◆ WHAT YOU NEED TO DO ◆
A - Say whether each statement below agrees with the article on the Mofokeng and Mokoena case: (i) Mofokeng and Mokoena have spent 17 years in prison; (ii) the select committee is chaired by an ANC MP from the Free State; (iii) in 1992 Mofokeng was a low-level employee at Checkers. For each one, answer yes or no and quote the deciding words of the article.
B - Resume the article on the Mofokeng and Mokoena case, starting right after its last sentence.

NEWS & ANALYSIS

Kafka in South Africa: The case of Mofokeng & Mokoena

Jeremy Gordin says after 17 years there's finally hope for two victims of a great injustice

For Fusi Mofokeng and Tshokolo Joseph Mokoena, the question during the past two decades has not been whether there exists a light at the end of the tunnel - but whether there is a tunnel at all.

Mofokeng and Mokoena have spent 17 years in prison for a crime that it seems they did not commit. They have petitioned people from President Thabo Mbeki to Desmond Tutu, the Human Rights Commission, the African National Congress (ANC), and the department of justice.

Most of these people or organisations have not replied, repeatedly fobbed them off, or said they cannot help. But yesterday morning at 10, suddenly a tunnel opened up and at its end there was a not-too-shabby light.

It opened up for Mofokeng and Mokoena in a committee room in a largely deserted parliament - most members are absent this week on "constituency duty" - occupied by the Petitions and Private Members' Legislative Proposals Select Committee of the National Council of Provinces, chaired by Archibold Jomo Nyambi, an ANC MP from Mpumalanga.

Mofokeng and Mokoena's story

In 1992 an ANC self-defence unit (SDU), commanded by a high-ranking ANC underground officer, Donald Makhura, came through Bethlehem in the Free State, ferrying arms to cadres in KwaZulu-Natal. The unit had been ordered that it was not allow itself to be disarmed, that it had to shoot its way out of any sticky situation.

One of the SDU members was the brother-in-law of Mofokeng, then 25 years old and a low-level employee at Checkers. The SDU stayed over at the house where he lived.

◆ COLLECTED MATERIAL ◆
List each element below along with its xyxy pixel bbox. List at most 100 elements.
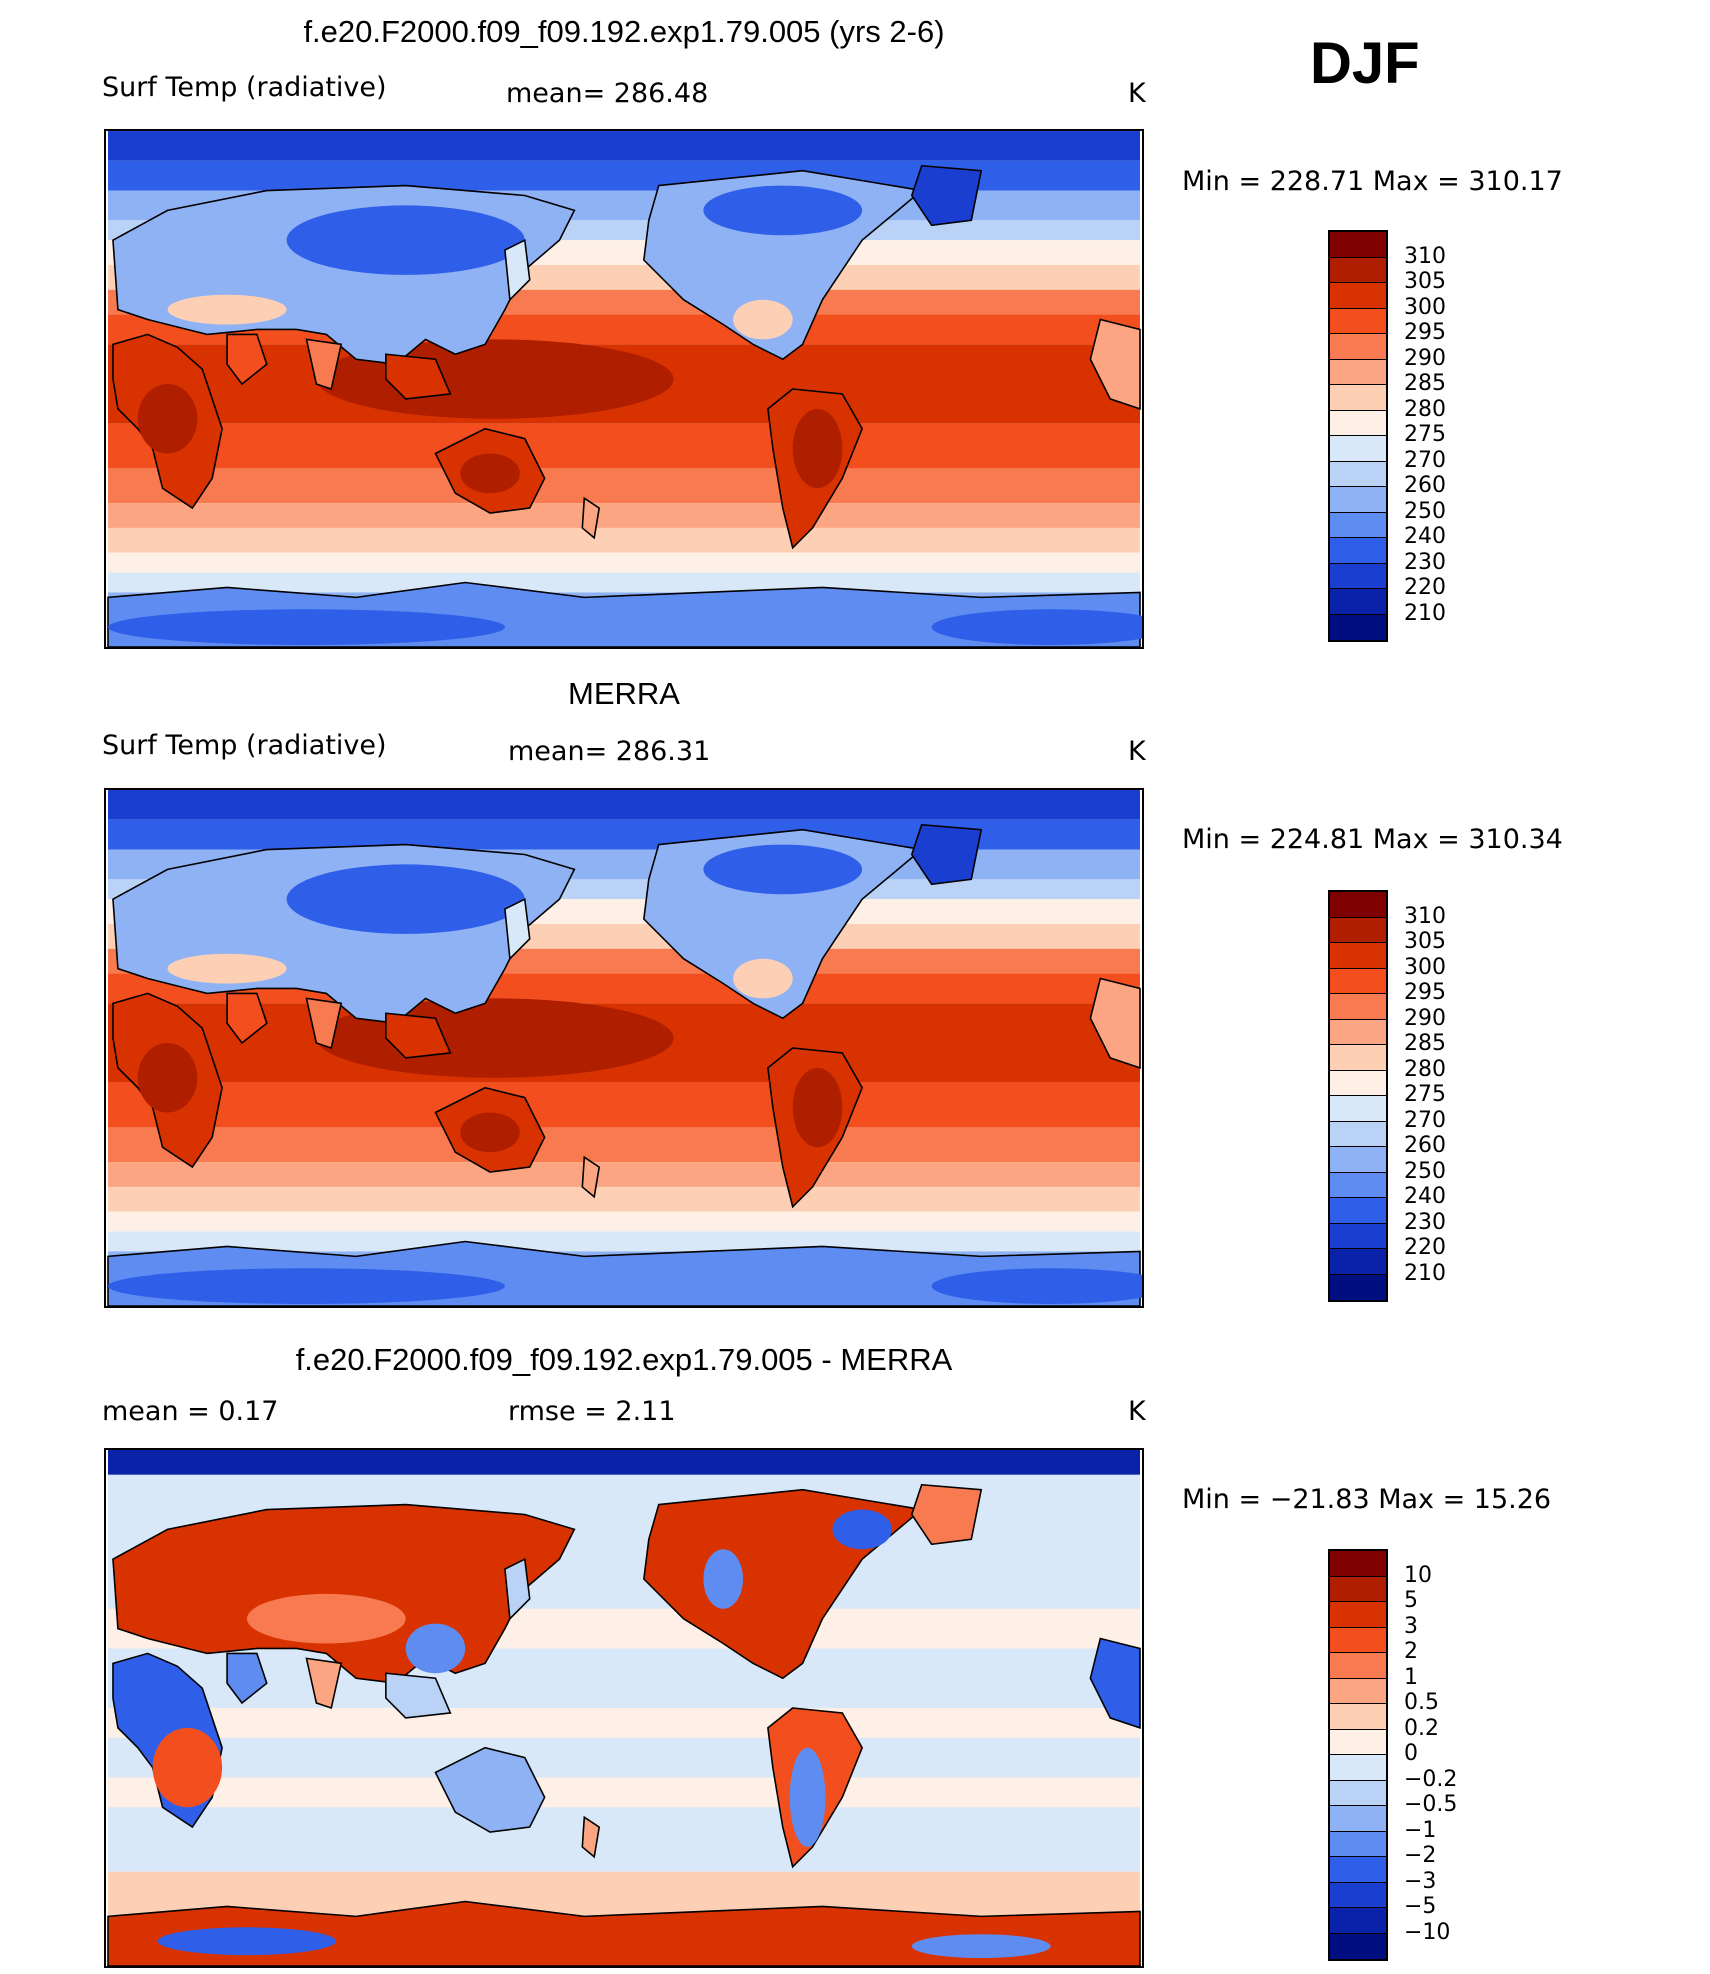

◆ REPLIES ◆
A -
(i) Yes: "Mofokeng and Mokoena have spent 17 years in prison"
(ii) No: "chaired by Archibold Jomo Nyambi, an ANC MP from Mpumalanga"
(iii) Yes: "then 25 years old and a low-level employee at Checkers"

B -
The next day the SDU left in a bakkie. But when it broke down just outside Bethlehem, the SDU members were approached by two police constables. The unit members opened fire, killing one of the policemen while the other sustained permanent brain damage. A farmer was also shot in the stomach when he tried to pursue the SDU.

Police launched a manhunt for the killers, shot dead two, while two escaped to Lesotho. Others hid at the house where Mofokeng lived in Bethlehem. The police caught them all - and, nine months later, six men appeared in front of former Free State Judge President PJ Malherbe.

Makhura, three SDU members, Mofokeng and Mokoena were charged with murder, attempted murder and conspiracy to commit robbery. The state alleged that Mofokeng and Mokoena had conspired with the SDU to rob a smallholding in the area. The state relied on the evidence of a childhood friend of Mofokeng's, a man called Thabo Motaung.

Motaung, who died a few years later, later went to see Mofokeng and Mokoena in jail. He told them that, under intense pressure from the security branch and having been promised money, he had given false evidence against them.

Everyone charged was given a life sentence for murder, even though the court acknowledged that some of the state's evidence was a little questionable.

Even though the court also acknowledged that Mofokeng and Mokoena had not been present at the killings, the two were found guilty in terms of being part of the "common purpose" of the others.

The ultimate irony

In 1995, Mofokeng and Mokoena were visited by an ANC delegation and told to apply for amnesty before the TRC. This they did. But, in what would become a massive and tragic irony, they also told the truth.

This was: that they had not been involved in the shoot-out, had no political motivations of any kind, did not know how to handle a weapon, and were not members of the SDU or the ANC. Makhura, the SDU commander, testified before the TRC that the two men had had nothing whatsoever to do with his unit.

"This being the case," said the TRC officials before whom they appeared, "you have come to the wrong place; we cannot give you amnesty".

Makhura and the others were given amnesty. Mokoena and Mofokeng stayed behind in prison.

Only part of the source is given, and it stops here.